### Supplied material
=====
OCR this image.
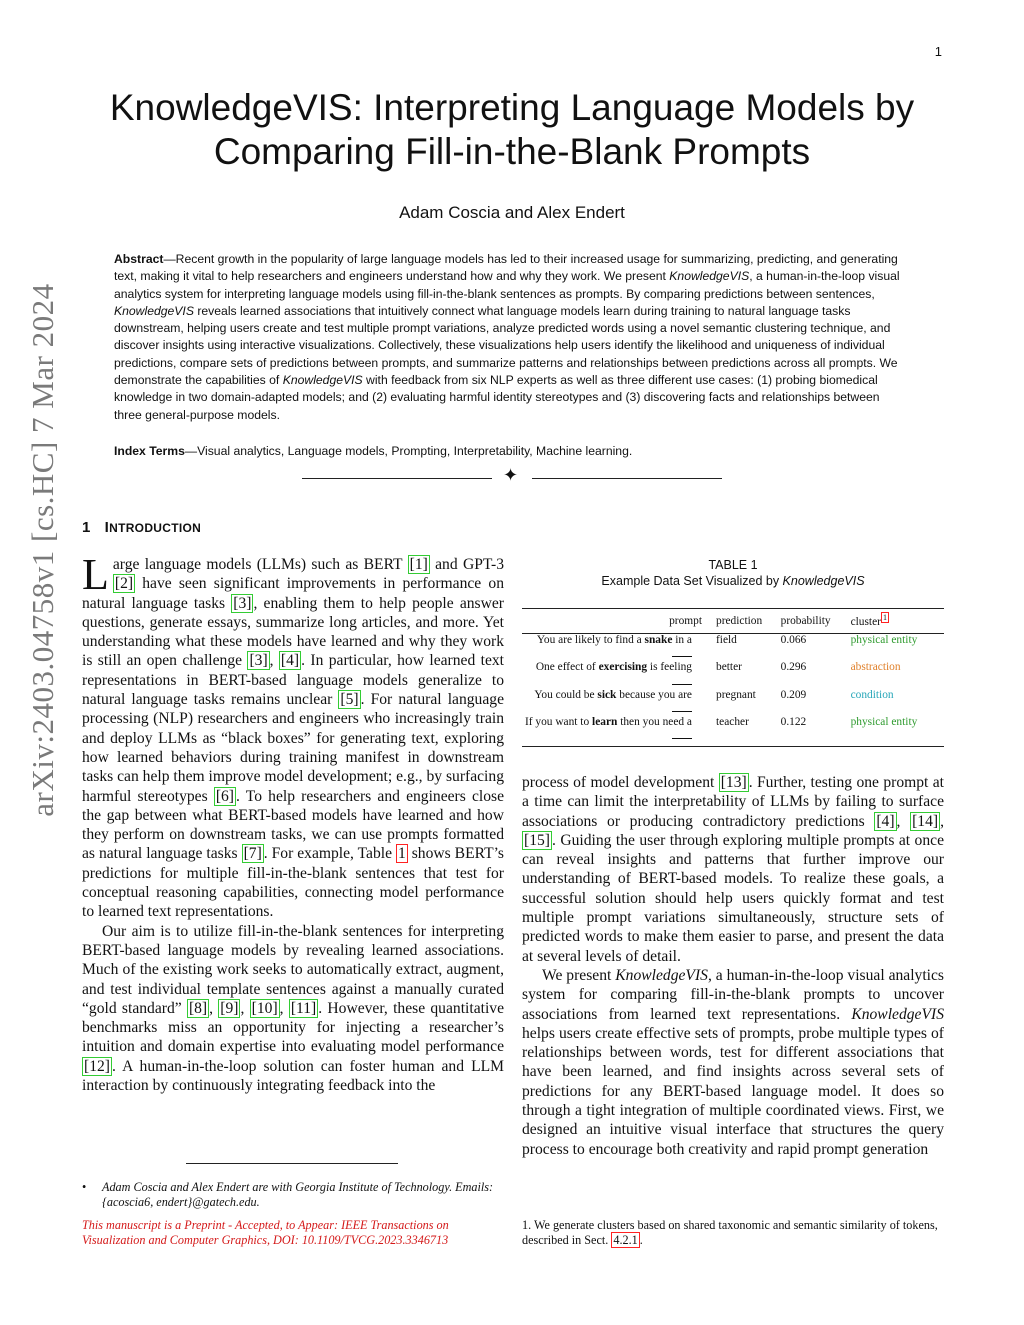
1
arXiv:2403.04758v1 [cs.HC] 7 Mar 2024
KnowledgeVIS: Interpreting Language Models by Comparing Fill-in-the-Blank Prompts
Adam Coscia and Alex Endert
Abstract—Recent growth in the popularity of large language models has led to their increased usage for summarizing, predicting, and generating text, making it vital to help researchers and engineers understand how and why they work. We present KnowledgeVIS, a human-in-the-loop visual analytics system for interpreting language models using fill-in-the-blank sentences as prompts. By comparing predictions between sentences, KnowledgeVIS reveals learned associations that intuitively connect what language models learn during training to natural language tasks downstream, helping users create and test multiple prompt variations, analyze predicted words using a novel semantic clustering technique, and discover insights using interactive visualizations. Collectively, these visualizations help users identify the likelihood and uniqueness of individual predictions, compare sets of predictions between prompts, and summarize patterns and relationships between predictions across all prompts. We demonstrate the capabilities of KnowledgeVIS with feedback from six NLP experts as well as three different use cases: (1) probing biomedical knowledge in two domain-adapted models; and (2) evaluating harmful identity stereotypes and (3) discovering facts and relationships between three general-purpose models.
Index Terms—Visual analytics, Language models, Prompting, Interpretability, Machine learning.
✦
1 INTRODUCTION

Large language models (LLMs) such as BERT [1] and GPT-3 [2] have seen significant improvements in performance on natural language tasks [3] , enabling them to help people answer questions, generate essays, summarize long articles, and more. Yet understanding what these models have learned and why they work is still an open challenge [3] , [4] . In particular, how learned text representations in BERT-based language models generalize to natural language tasks remains unclear [5] . For natural language processing (NLP) researchers and engineers who increasingly train and deploy LLMs as “black boxes” for generating text, exploring how learned behaviors during training manifest in downstream tasks can help them improve model development; e.g., by surfacing harmful stereotypes [6] . To help researchers and engineers close the gap between what BERT-based models have learned and how they perform on downstream tasks, we can use prompts formatted as natural language tasks [7] . For example, Table 1 shows BERT’s predictions for multiple fill-in-the-blank sentences that test for conceptual reasoning capabilities, connecting model performance to learned text representations.

Our aim is to utilize fill-in-the-blank sentences for interpreting BERT-based language models by revealing learned associations. Much of the existing work seeks to automatically extract, augment, and test individual template sentences against a manually curated “gold standard” [8] , [9] , [10] , [11] . However, these quantitative benchmarks miss an opportunity for injecting a researcher’s intuition and domain expertise into evaluating model performance [12] . A human-in-the-loop solution can foster human and LLM interaction by continuously integrating feedback into the

TABLE 1
Example Data Set Visualized by KnowledgeVIS
prompt	prediction	probability	cluster $^1$
You are likely to find a snake in a	field	0.066	physical entity
One effect of exercising is feeling	better	0.296	abstraction
You could be sick because you are	pregnant	0.209	condition
If you want to learn then you need a	teacher	0.122	physical entity

process of model development [13] . Further, testing one prompt at a time can limit the interpretability of LLMs by failing to surface associations or producing contradictory predictions [4] , [14] , [15] . Guiding the user through exploring multiple prompts at once can reveal insights and patterns that further improve our understanding of BERT-based models. To realize these goals, a successful solution should help users quickly format and test multiple prompt variations simultaneously, structure sets of predicted words to make them easier to parse, and present the data at several levels of detail.

We present KnowledgeVIS, a human-in-the-loop visual analytics system for comparing fill-in-the-blank prompts to uncover associations from learned text representations. KnowledgeVIS helps users create effective sets of prompts, probe multiple types of relationships between words, test for different associations that have been learned, and find insights across several sets of predictions for any BERT-based language model. It does so through a tight integration of multiple coordinated views. First, we designed an intuitive visual interface that structures the query process to encourage both creativity and rapid prompt generation

• Adam Coscia and Alex Endert are with Georgia Institute of Technology. Emails: {acoscia6, endert}@gatech.edu.
This manuscript is a Preprint - Accepted, to Appear: IEEE Transactions on Visualization and Computer Graphics, DOI: 10.1109/TVCG.2023.3346713
1. We generate clusters based on shared taxonomic and semantic similarity of tokens, described in Sect. 4.2.1 .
=====
### Required task
Set the entries down again exactly. Do not include the images.

### Response to the exercise
OCR this image.
1
arXiv:2403.04758v1 [cs.HC] 7 Mar 2024
KnowledgeVIS: Interpreting Language Models by Comparing Fill-in-the-Blank Prompts
Adam Coscia and Alex Endert
Abstract—Recent growth in the popularity of large language models has led to their increased usage for summarizing, predicting, and generating text, making it vital to help researchers and engineers understand how and why they work. We present KnowledgeVIS, a human-in-the-loop visual analytics system for interpreting language models using fill-in-the-blank sentences as prompts. By comparing predictions between sentences, KnowledgeVIS reveals learned associations that intuitively connect what language models learn during training to natural language tasks downstream, helping users create and test multiple prompt variations, analyze predicted words using a novel semantic clustering technique, and discover insights using interactive visualizations. Collectively, these visualizations help users identify the likelihood and uniqueness of individual predictions, compare sets of predictions between prompts, and summarize patterns and relationships between predictions across all prompts. We demonstrate the capabilities of KnowledgeVIS with feedback from six NLP experts as well as three different use cases: (1) probing biomedical knowledge in two domain-adapted models; and (2) evaluating harmful identity stereotypes and (3) discovering facts and relationships between three general-purpose models.
Index Terms—Visual analytics, Language models, Prompting, Interpretability, Machine learning.
✦
1 INTRODUCTION

Large language models (LLMs) such as BERT [1] and GPT-3 [2] have seen significant improvements in performance on natural language tasks [3] , enabling them to help people answer questions, generate essays, summarize long articles, and more. Yet understanding what these models have learned and why they work is still an open challenge [3] , [4] . In particular, how learned text representations in BERT-based language models generalize to natural language tasks remains unclear [5] . For natural language processing (NLP) researchers and engineers who increasingly train and deploy LLMs as “black boxes” for generating text, exploring how learned behaviors during training manifest in downstream tasks can help them improve model development; e.g., by surfacing harmful stereotypes [6] . To help researchers and engineers close the gap between what BERT-based models have learned and how they perform on downstream tasks, we can use prompts formatted as natural language tasks [7] . For example, Table 1 shows BERT’s predictions for multiple fill-in-the-blank sentences that test for conceptual reasoning capabilities, connecting model performance to learned text representations.

Our aim is to utilize fill-in-the-blank sentences for interpreting BERT-based language models by revealing learned associations. Much of the existing work seeks to automatically extract, augment, and test individual template sentences against a manually curated “gold standard” [8] , [9] , [10] , [11] . However, these quantitative benchmarks miss an opportunity for injecting a researcher’s intuition and domain expertise into evaluating model performance [12] . A human-in-the-loop solution can foster human and LLM interaction by continuously integrating feedback into the

TABLE 1
Example Data Set Visualized by KnowledgeVIS
prompt	prediction	probability	cluster $^1$
You are likely to find a snake in a	field	0.066	physical entity
One effect of exercising is feeling	better	0.296	abstraction
You could be sick because you are	pregnant	0.209	condition
If you want to learn then you need a	teacher	0.122	physical entity

process of model development [13] . Further, testing one prompt at a time can limit the interpretability of LLMs by failing to surface associations or producing contradictory predictions [4] , [14] , [15] . Guiding the user through exploring multiple prompts at once can reveal insights and patterns that further improve our understanding of BERT-based models. To realize these goals, a successful solution should help users quickly format and test multiple prompt variations simultaneously, structure sets of predicted words to make them easier to parse, and present the data at several levels of detail.

We present KnowledgeVIS, a human-in-the-loop visual analytics system for comparing fill-in-the-blank prompts to uncover associations from learned text representations. KnowledgeVIS helps users create effective sets of prompts, probe multiple types of relationships between words, test for different associations that have been learned, and find insights across several sets of predictions for any BERT-based language model. It does so through a tight integration of multiple coordinated views. First, we designed an intuitive visual interface that structures the query process to encourage both creativity and rapid prompt generation

• Adam Coscia and Alex Endert are with Georgia Institute of Technology. Emails: {acoscia6, endert}@gatech.edu.
This manuscript is a Preprint - Accepted, to Appear: IEEE Transactions on Visualization and Computer Graphics, DOI: 10.1109/TVCG.2023.3346713
1. We generate clusters based on shared taxonomic and semantic similarity of tokens, described in Sect. 4.2.1 .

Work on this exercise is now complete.